--- START OF Records ---

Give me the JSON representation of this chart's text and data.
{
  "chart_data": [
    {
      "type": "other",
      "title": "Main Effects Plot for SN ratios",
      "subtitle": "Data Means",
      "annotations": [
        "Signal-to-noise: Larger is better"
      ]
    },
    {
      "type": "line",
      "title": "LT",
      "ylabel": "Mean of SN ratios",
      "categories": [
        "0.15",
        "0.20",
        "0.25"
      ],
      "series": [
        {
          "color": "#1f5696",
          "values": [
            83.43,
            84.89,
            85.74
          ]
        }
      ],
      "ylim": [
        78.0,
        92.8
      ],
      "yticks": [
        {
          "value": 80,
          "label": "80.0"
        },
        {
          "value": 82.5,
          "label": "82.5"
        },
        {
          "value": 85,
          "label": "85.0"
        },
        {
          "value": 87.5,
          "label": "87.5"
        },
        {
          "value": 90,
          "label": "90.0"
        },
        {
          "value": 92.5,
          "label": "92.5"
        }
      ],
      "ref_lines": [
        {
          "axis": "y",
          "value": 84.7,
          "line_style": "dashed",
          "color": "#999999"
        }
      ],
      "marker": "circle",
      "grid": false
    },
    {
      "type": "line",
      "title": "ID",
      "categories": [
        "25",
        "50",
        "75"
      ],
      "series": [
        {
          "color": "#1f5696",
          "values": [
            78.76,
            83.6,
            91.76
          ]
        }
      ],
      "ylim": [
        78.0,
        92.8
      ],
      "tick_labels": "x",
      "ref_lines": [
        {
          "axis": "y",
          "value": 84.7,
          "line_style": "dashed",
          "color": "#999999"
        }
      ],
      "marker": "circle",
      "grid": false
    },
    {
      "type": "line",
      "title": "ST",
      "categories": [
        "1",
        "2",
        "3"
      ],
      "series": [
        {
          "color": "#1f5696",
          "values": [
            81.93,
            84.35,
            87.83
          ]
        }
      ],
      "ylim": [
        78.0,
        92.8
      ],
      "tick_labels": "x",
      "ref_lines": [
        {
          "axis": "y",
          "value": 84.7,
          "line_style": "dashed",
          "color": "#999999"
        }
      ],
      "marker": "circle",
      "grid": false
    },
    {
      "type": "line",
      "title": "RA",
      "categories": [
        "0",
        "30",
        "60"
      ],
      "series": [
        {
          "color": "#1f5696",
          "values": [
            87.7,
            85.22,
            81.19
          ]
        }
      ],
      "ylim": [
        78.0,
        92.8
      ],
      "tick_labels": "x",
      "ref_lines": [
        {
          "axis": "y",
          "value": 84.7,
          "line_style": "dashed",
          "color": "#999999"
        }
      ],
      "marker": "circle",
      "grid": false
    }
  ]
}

--- END OF Records ---

Short task. Pick out every line with the string "ratios" and copy it.

Complete response.
      "title": "Main Effects Plot for SN ratios",
      "ylabel": "Mean of SN ratios",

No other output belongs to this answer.